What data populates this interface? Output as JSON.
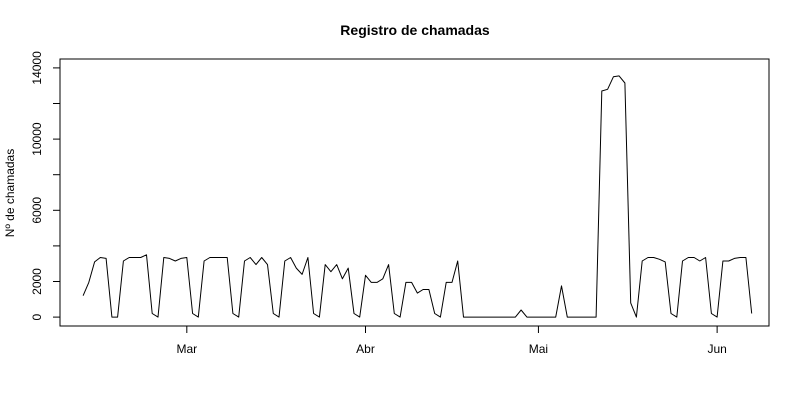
{
  "chart_data": {
    "type": "line",
    "title": "Registro de chamadas",
    "xlabel": "",
    "ylabel": "Nº de chamadas",
    "grid": false,
    "ylim": [
      -500,
      14500
    ],
    "xlim": [
      "2019-02-07",
      "2019-06-10"
    ],
    "y_ticks": [
      0,
      2000,
      6000,
      10000,
      14000
    ],
    "x_ticks": [
      {
        "date": "2019-03-01",
        "label": "Mar"
      },
      {
        "date": "2019-04-01",
        "label": "Abr"
      },
      {
        "date": "2019-05-01",
        "label": "Mai"
      },
      {
        "date": "2019-06-01",
        "label": "Jun"
      }
    ],
    "series": [
      {
        "color": "#000000",
        "points": [
          [
            "2019-02-11",
            1200
          ],
          [
            "2019-02-12",
            1950
          ],
          [
            "2019-02-13",
            3100
          ],
          [
            "2019-02-14",
            3350
          ],
          [
            "2019-02-15",
            3300
          ],
          [
            "2019-02-16",
            0
          ],
          [
            "2019-02-17",
            0
          ],
          [
            "2019-02-18",
            3150
          ],
          [
            "2019-02-19",
            3350
          ],
          [
            "2019-02-20",
            3350
          ],
          [
            "2019-02-21",
            3350
          ],
          [
            "2019-02-22",
            3500
          ],
          [
            "2019-02-23",
            200
          ],
          [
            "2019-02-24",
            0
          ],
          [
            "2019-02-25",
            3350
          ],
          [
            "2019-02-26",
            3300
          ],
          [
            "2019-02-27",
            3150
          ],
          [
            "2019-02-28",
            3300
          ],
          [
            "2019-03-01",
            3350
          ],
          [
            "2019-03-02",
            200
          ],
          [
            "2019-03-03",
            0
          ],
          [
            "2019-03-04",
            3150
          ],
          [
            "2019-03-05",
            3350
          ],
          [
            "2019-03-06",
            3350
          ],
          [
            "2019-03-07",
            3350
          ],
          [
            "2019-03-08",
            3350
          ],
          [
            "2019-03-09",
            200
          ],
          [
            "2019-03-10",
            0
          ],
          [
            "2019-03-11",
            3150
          ],
          [
            "2019-03-12",
            3350
          ],
          [
            "2019-03-13",
            2950
          ],
          [
            "2019-03-14",
            3350
          ],
          [
            "2019-03-15",
            2950
          ],
          [
            "2019-03-16",
            200
          ],
          [
            "2019-03-17",
            0
          ],
          [
            "2019-03-18",
            3150
          ],
          [
            "2019-03-19",
            3350
          ],
          [
            "2019-03-20",
            2750
          ],
          [
            "2019-03-21",
            2400
          ],
          [
            "2019-03-22",
            3350
          ],
          [
            "2019-03-23",
            200
          ],
          [
            "2019-03-24",
            0
          ],
          [
            "2019-03-25",
            2950
          ],
          [
            "2019-03-26",
            2550
          ],
          [
            "2019-03-27",
            2950
          ],
          [
            "2019-03-28",
            2150
          ],
          [
            "2019-03-29",
            2750
          ],
          [
            "2019-03-30",
            200
          ],
          [
            "2019-03-31",
            0
          ],
          [
            "2019-04-01",
            2350
          ],
          [
            "2019-04-02",
            1950
          ],
          [
            "2019-04-03",
            1950
          ],
          [
            "2019-04-04",
            2150
          ],
          [
            "2019-04-05",
            2950
          ],
          [
            "2019-04-06",
            200
          ],
          [
            "2019-04-07",
            0
          ],
          [
            "2019-04-08",
            1950
          ],
          [
            "2019-04-09",
            1950
          ],
          [
            "2019-04-10",
            1350
          ],
          [
            "2019-04-11",
            1550
          ],
          [
            "2019-04-12",
            1550
          ],
          [
            "2019-04-13",
            200
          ],
          [
            "2019-04-14",
            0
          ],
          [
            "2019-04-15",
            1950
          ],
          [
            "2019-04-16",
            1950
          ],
          [
            "2019-04-17",
            3150
          ],
          [
            "2019-04-18",
            0
          ],
          [
            "2019-04-26",
            0
          ],
          [
            "2019-04-27",
            0
          ],
          [
            "2019-04-28",
            400
          ],
          [
            "2019-04-29",
            0
          ],
          [
            "2019-05-04",
            0
          ],
          [
            "2019-05-05",
            1750
          ],
          [
            "2019-05-06",
            0
          ],
          [
            "2019-05-11",
            0
          ],
          [
            "2019-05-12",
            12700
          ],
          [
            "2019-05-13",
            12800
          ],
          [
            "2019-05-14",
            13500
          ],
          [
            "2019-05-15",
            13550
          ],
          [
            "2019-05-16",
            13150
          ],
          [
            "2019-05-17",
            800
          ],
          [
            "2019-05-18",
            0
          ],
          [
            "2019-05-19",
            3150
          ],
          [
            "2019-05-20",
            3350
          ],
          [
            "2019-05-21",
            3350
          ],
          [
            "2019-05-22",
            3250
          ],
          [
            "2019-05-23",
            3100
          ],
          [
            "2019-05-24",
            200
          ],
          [
            "2019-05-25",
            0
          ],
          [
            "2019-05-26",
            3150
          ],
          [
            "2019-05-27",
            3350
          ],
          [
            "2019-05-28",
            3350
          ],
          [
            "2019-05-29",
            3150
          ],
          [
            "2019-05-30",
            3350
          ],
          [
            "2019-05-31",
            200
          ],
          [
            "2019-06-01",
            0
          ],
          [
            "2019-06-02",
            3150
          ],
          [
            "2019-06-03",
            3150
          ],
          [
            "2019-06-04",
            3300
          ],
          [
            "2019-06-05",
            3350
          ],
          [
            "2019-06-06",
            3350
          ],
          [
            "2019-06-07",
            200
          ]
        ]
      }
    ]
  }
}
◇ ◇ ◇ ◇ ◇ ◇ ◇
• _Brief_
Where a line holds the string "date", copy that line.

• _Solution_
        "date": "2019-03-01",
        "date": "2019-04-01",
        "date": "2019-05-01",
        "date": "2019-06-01",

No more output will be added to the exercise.